▶ **What to do**: Copy out all the data, word for word.

================

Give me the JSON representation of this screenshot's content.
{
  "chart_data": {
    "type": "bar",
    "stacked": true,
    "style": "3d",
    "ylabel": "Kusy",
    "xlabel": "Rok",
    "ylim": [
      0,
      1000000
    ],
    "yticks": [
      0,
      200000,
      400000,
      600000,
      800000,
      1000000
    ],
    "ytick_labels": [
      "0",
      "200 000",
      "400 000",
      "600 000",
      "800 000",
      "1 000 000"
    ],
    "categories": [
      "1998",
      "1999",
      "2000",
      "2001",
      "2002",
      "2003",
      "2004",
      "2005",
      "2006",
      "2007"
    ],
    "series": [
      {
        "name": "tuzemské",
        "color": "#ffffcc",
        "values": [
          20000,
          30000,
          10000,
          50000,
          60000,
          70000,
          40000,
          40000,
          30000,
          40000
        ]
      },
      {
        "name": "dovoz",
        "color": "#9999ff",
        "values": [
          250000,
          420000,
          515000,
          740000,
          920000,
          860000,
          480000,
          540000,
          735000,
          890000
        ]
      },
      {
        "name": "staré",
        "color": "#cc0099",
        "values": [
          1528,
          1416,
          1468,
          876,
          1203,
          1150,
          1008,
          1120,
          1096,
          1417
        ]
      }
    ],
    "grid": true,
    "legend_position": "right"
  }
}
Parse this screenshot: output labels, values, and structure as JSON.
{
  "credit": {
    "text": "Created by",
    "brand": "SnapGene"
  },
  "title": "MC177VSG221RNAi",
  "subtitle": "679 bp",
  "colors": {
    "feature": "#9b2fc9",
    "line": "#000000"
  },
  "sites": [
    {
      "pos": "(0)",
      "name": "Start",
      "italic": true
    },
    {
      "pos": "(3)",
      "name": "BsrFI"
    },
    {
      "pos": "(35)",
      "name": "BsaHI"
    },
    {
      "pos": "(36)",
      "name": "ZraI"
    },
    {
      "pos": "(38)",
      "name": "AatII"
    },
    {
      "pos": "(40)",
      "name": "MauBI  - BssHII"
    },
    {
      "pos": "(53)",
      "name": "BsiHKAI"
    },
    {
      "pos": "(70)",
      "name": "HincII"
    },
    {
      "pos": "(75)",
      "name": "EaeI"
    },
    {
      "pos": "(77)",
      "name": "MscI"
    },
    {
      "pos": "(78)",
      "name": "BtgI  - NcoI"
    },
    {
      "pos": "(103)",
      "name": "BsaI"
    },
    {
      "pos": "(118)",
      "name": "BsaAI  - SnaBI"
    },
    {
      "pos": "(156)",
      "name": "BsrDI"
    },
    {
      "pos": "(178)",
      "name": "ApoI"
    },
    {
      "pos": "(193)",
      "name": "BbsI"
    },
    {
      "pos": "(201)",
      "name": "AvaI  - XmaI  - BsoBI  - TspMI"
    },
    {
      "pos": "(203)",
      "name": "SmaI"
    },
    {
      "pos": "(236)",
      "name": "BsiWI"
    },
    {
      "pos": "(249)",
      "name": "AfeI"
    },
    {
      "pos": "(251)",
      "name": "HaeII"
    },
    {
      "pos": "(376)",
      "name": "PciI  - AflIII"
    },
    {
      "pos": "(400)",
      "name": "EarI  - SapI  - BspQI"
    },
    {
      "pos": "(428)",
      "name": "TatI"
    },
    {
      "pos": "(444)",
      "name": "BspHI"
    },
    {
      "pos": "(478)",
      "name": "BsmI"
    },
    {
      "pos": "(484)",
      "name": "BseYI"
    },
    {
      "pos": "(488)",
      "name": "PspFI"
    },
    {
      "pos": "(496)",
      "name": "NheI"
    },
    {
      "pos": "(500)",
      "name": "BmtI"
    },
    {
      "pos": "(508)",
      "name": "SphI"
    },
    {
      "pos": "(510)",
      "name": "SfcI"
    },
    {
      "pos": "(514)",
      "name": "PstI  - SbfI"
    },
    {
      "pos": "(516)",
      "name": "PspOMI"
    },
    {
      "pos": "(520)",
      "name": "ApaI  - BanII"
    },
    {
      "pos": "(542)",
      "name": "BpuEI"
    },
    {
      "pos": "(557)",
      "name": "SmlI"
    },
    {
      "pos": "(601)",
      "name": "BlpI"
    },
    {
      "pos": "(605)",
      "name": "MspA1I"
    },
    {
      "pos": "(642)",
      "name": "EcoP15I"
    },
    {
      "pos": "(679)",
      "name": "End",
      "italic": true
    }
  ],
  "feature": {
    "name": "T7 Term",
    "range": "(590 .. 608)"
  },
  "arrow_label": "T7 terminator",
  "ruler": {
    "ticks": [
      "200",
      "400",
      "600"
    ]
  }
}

================

▶ **Task output**:
Give me the JSON representation of this screenshot's content.
{
  "chart_data": {
    "type": "bar",
    "stacked": true,
    "style": "3d",
    "ylabel": "Kusy",
    "xlabel": "Rok",
    "ylim": [
      0,
      1000000
    ],
    "yticks": [
      0,
      200000,
      400000,
      600000,
      800000,
      1000000
    ],
    "ytick_labels": [
      "0",
      "200 000",
      "400 000",
      "600 000",
      "800 000",
      "1 000 000"
    ],
    "categories": [
      "1998",
      "1999",
      "2000",
      "2001",
      "2002",
      "2003",
      "2004",
      "2005",
      "2006",
      "2007"
    ],
    "series": [
      {
        "name": "tuzemské",
        "color": "#ffffcc",
        "values": [
          20000,
          30000,
          10000,
          50000,
          60000,
          70000,
          40000,
          40000,
          30000,
          40000
        ]
      },
      {
        "name": "dovoz",
        "color": "#9999ff",
        "values": [
          250000,
          420000,
          515000,
          740000,
          920000,
          860000,
          480000,
          540000,
          735000,
          890000
        ]
      },
      {
        "name": "staré",
        "color": "#cc0099",
        "values": [
          1528,
          1416,
          1468,
          876,
          1203,
          1150,
          1008,
          1120,
          1096,
          1417
        ]
      }
    ],
    "grid": true,
    "legend_position": "right"
  }
}
Parse this screenshot: output labels, values, and structure as JSON.
{
  "credit": {
    "text": "Created by",
    "brand": "SnapGene"
  },
  "title": "MC177VSG221RNAi",
  "subtitle": "679 bp",
  "colors": {
    "feature": "#9b2fc9",
    "line": "#000000"
  },
  "sites": [
    {
      "pos": "(0)",
      "name": "Start",
      "italic": true
    },
    {
      "pos": "(3)",
      "name": "BsrFI"
    },
    {
      "pos": "(35)",
      "name": "BsaHI"
    },
    {
      "pos": "(36)",
      "name": "ZraI"
    },
    {
      "pos": "(38)",
      "name": "AatII"
    },
    {
      "pos": "(40)",
      "name": "MauBI  - BssHII"
    },
    {
      "pos": "(53)",
      "name": "BsiHKAI"
    },
    {
      "pos": "(70)",
      "name": "HincII"
    },
    {
      "pos": "(75)",
      "name": "EaeI"
    },
    {
      "pos": "(77)",
      "name": "MscI"
    },
    {
      "pos": "(78)",
      "name": "BtgI  - NcoI"
    },
    {
      "pos": "(103)",
      "name": "BsaI"
    },
    {
      "pos": "(118)",
      "name": "BsaAI  - SnaBI"
    },
    {
      "pos": "(156)",
      "name": "BsrDI"
    },
    {
      "pos": "(178)",
      "name": "ApoI"
    },
    {
      "pos": "(193)",
      "name": "BbsI"
    },
    {
      "pos": "(201)",
      "name": "AvaI  - XmaI  - BsoBI  - TspMI"
    },
    {
      "pos": "(203)",
      "name": "SmaI"
    },
    {
      "pos": "(236)",
      "name": "BsiWI"
    },
    {
      "pos": "(249)",
      "name": "AfeI"
    },
    {
      "pos": "(251)",
      "name": "HaeII"
    },
    {
      "pos": "(376)",
      "name": "PciI  - AflIII"
    },
    {
      "pos": "(400)",
      "name": "EarI  - SapI  - BspQI"
    },
    {
      "pos": "(428)",
      "name": "TatI"
    },
    {
      "pos": "(444)",
      "name": "BspHI"
    },
    {
      "pos": "(478)",
      "name": "BsmI"
    },
    {
      "pos": "(484)",
      "name": "BseYI"
    },
    {
      "pos": "(488)",
      "name": "PspFI"
    },
    {
      "pos": "(496)",
      "name": "NheI"
    },
    {
      "pos": "(500)",
      "name": "BmtI"
    },
    {
      "pos": "(508)",
      "name": "SphI"
    },
    {
      "pos": "(510)",
      "name": "SfcI"
    },
    {
      "pos": "(514)",
      "name": "PstI  - SbfI"
    },
    {
      "pos": "(516)",
      "name": "PspOMI"
    },
    {
      "pos": "(520)",
      "name": "ApaI  - BanII"
    },
    {
      "pos": "(542)",
      "name": "BpuEI"
    },
    {
      "pos": "(557)",
      "name": "SmlI"
    },
    {
      "pos": "(601)",
      "name": "BlpI"
    },
    {
      "pos": "(605)",
      "name": "MspA1I"
    },
    {
      "pos": "(642)",
      "name": "EcoP15I"
    },
    {
      "pos": "(679)",
      "name": "End",
      "italic": true
    }
  ],
  "feature": {
    "name": "T7 Term",
    "range": "(590 .. 608)"
  },
  "arrow_label": "T7 terminator",
  "ruler": {
    "ticks": [
      "200",
      "400",
      "600"
    ]
  }
}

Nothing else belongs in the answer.